**Excerpt to read:**

What’s interesting is how overt the ESPN branding is on that song, when compared to the CDs. Where the CDs had one bit of ESPN connection per album, ESPN’s famed voices are all over the three minutes of “The Jock Jam.” (Super fans of the Jock Jams series—are there any?—will note that almost all of these sound clips had already appeared on a Jock Jams CD, but hearing them all over three minutes, rather than spaced out over three CDs, is an altogether different experience.) This may explain why the song was so successful on the radio and with the already diminished audience for purchasing singles. ESPN was at roughly the high-water mark of its cresting popularity, yet to unleash the backlash that would soon hit it because of its ubiquity. This was the era of SportsCenter landing on TV critics’ top-10 lists, after all, and ESPN was just one of those things a great many people liked—and liked unironically.
Plus, the song was a success because it was fun. Constant euphoria is common on dance mixes, but the dance mix isn’t exactly a genre that’s had a ton of success on American radio. On first listen, “The Jock Jam” is all about pulling out the samples and figuring out how each song (and ESPN quote) fits into the overall collage. But from there, the bracing forward momentum of the song seems to encapsulate the thrill of victory (never the agony of defeat) into one chunk of music. Plus, the fact that the whole thing is built from other pieces means that it carries all sorts of additional resonances for listeners. Each sample can return a listener to the first time he or she heard that particular song, while the mix as a whole creates a kind of sporting event in miniature, a constant rush of sensation.
In their terrific book Those Guys Have All The Fun: Inside The World Of ESPN, Tom Shales and James Andrew Miller detail this time as one when ESPN’s numerous on-air personalities were chafing against the network’s perceived need to always have the ESPN name come before any of its stars. It was a time when Olbermann, in particular, would blow up his relationship with the network and wander off in search of another platform. While that relationship with its talent seems to be reflected on the Jock Jams CDs—with the ESPN brand more important than any one voice-clip—“The Jock Jam” flips the script. The euphoria is everything, and ESPN’s personalities are right there in the middle of it. That snarky older brother is no longer just a corporate voice; he’s a bunch of real guys you might be able to hang out with.
It’s a fool’s errand to read too much of what was going on at ESPN at the time into a megamix (produced by another company) included on a CD that the network simply put its name on and almost certainly didn’t exercise much control over. Yet there are hints here all the same, particularly in “The Jock Jam.” If the country wanted what ESPN was selling—and it increasingly did—it also wanted those products to be attached to trusted faces and personalities appealing to hang out with. Yet the greatest value of ESPN was ultimately as a name, a brand that conveyed a certain kind of quality and a particular voice. Over time, ESPN has made its peace with the fact that it can create stars, but in 1997, the network still seemed uneasy with the idea that its personalities could become so popular they would wind up on radio hits.

**What is being asked:** Copy out the excerpt on ESPN from "In their terrific" up to and including "able to hang out with.", swapping "snarky" for "playful".

**Records taken from a dataset:**
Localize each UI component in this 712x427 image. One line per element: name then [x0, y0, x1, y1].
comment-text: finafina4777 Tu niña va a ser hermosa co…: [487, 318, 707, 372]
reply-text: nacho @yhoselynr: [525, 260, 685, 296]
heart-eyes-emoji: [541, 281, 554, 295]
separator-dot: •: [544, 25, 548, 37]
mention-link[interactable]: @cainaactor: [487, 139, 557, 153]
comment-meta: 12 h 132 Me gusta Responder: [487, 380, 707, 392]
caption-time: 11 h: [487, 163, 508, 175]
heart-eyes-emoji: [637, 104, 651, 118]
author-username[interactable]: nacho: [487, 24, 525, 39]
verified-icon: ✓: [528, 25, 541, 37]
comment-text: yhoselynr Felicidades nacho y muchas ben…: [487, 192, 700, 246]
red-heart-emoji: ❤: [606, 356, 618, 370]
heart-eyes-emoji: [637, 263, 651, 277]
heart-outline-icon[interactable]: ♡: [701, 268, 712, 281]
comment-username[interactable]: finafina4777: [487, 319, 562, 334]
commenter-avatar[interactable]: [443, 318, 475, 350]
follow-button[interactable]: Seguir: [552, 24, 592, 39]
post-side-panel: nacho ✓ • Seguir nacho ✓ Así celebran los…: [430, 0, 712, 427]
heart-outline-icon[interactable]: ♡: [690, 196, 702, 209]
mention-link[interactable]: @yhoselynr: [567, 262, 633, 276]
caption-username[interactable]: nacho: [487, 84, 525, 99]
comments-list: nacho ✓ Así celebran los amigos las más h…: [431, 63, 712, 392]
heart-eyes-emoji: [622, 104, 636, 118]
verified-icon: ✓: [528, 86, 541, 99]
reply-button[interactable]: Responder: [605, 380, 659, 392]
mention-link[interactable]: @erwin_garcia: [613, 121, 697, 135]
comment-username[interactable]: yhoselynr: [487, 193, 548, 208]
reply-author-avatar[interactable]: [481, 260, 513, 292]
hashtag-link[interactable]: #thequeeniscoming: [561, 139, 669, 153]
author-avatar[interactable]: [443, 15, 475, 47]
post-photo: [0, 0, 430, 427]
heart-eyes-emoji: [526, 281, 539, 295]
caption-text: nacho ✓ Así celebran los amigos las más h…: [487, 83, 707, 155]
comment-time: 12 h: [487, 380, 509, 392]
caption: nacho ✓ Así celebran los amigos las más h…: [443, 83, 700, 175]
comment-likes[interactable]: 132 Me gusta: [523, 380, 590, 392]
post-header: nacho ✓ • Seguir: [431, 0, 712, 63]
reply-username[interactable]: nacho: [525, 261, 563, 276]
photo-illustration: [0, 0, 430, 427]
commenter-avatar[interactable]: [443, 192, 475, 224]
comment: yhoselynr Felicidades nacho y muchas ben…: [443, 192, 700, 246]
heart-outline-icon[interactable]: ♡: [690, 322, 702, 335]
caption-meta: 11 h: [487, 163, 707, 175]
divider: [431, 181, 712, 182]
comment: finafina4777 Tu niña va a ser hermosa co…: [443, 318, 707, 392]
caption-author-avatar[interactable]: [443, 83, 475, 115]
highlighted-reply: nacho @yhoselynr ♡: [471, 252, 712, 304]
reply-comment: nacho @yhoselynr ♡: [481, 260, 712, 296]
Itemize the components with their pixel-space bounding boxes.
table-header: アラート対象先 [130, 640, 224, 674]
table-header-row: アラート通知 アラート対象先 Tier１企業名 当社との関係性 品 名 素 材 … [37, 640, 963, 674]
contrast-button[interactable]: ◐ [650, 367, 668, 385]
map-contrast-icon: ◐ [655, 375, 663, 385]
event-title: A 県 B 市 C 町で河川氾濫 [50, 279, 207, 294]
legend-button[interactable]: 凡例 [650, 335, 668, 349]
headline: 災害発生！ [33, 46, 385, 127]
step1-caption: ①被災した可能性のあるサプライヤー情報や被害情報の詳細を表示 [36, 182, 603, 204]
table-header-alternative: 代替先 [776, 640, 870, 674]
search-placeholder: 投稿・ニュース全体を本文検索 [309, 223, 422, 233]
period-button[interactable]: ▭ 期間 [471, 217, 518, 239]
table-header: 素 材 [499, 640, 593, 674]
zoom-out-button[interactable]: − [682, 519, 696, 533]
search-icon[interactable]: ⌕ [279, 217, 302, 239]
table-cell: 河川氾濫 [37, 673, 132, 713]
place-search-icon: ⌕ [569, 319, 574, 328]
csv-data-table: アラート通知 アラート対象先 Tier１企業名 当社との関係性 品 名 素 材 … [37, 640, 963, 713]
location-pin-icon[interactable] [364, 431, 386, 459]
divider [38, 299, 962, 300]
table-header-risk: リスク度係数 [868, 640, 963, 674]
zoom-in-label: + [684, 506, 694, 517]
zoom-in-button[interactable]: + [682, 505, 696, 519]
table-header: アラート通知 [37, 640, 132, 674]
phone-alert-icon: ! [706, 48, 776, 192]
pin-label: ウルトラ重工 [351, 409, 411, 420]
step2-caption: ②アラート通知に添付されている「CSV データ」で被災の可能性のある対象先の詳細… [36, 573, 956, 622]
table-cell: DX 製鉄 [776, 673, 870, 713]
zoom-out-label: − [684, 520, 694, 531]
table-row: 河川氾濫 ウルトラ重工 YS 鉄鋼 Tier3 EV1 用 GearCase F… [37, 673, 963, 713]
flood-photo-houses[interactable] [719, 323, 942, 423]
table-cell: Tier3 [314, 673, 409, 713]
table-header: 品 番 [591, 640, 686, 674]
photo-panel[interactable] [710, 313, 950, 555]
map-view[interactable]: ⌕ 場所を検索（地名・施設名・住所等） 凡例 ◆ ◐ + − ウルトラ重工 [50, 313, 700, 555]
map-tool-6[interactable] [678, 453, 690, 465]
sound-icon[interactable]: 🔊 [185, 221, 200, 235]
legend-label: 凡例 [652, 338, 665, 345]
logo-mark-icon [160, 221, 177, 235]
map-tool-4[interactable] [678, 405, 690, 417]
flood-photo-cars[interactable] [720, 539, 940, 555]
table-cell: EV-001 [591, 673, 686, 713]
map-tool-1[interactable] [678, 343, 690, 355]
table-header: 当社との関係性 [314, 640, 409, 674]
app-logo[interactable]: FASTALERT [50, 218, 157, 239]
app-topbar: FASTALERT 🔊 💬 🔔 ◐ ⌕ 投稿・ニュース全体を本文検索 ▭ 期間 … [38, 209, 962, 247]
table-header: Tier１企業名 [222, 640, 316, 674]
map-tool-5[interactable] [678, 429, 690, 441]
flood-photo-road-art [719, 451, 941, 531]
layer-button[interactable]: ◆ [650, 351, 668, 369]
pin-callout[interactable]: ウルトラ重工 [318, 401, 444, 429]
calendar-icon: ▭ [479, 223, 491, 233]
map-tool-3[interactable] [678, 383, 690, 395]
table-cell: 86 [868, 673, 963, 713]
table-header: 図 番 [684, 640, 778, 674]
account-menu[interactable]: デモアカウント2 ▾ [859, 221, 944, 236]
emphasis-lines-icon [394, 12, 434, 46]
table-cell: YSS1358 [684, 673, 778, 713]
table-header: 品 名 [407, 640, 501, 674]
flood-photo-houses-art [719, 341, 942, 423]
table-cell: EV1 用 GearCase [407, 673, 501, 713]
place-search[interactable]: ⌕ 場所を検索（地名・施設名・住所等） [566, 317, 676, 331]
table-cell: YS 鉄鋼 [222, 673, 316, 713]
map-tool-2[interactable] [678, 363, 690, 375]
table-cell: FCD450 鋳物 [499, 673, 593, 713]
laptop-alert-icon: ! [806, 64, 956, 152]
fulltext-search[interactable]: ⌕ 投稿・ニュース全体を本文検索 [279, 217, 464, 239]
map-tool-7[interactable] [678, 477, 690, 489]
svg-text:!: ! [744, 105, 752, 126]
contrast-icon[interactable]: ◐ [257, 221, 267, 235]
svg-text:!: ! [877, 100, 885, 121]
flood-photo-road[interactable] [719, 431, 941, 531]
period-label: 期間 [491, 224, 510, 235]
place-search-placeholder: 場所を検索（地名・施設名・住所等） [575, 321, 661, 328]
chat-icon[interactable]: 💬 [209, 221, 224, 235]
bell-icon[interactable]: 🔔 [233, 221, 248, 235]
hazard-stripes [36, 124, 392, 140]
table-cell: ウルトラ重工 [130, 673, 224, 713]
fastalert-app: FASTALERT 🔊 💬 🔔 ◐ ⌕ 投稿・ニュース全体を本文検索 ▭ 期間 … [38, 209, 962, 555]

**Response:**
In their terrific book Those Guys Have All The Fun: Inside The World Of ESPN, Tom Shales and James Andrew Miller detail this time as one when ESPN’s numerous on-air personalities were chafing against the network’s perceived need to always have the ESPN name come before any of its stars. It was a time when Olbermann, in particular, would blow up his relationship with the network and wander off in search of another platform. While that relationship with its talent seems to be reflected on the Jock Jams CDs—with the ESPN brand more important than any one voice-clip—“The Jock Jam” flips the script. The euphoria is everything, and ESPN’s personalities are right there in the middle of it. That playful older brother is no longer just a corporate voice; he’s a bunch of real guys you might be able to hang out with.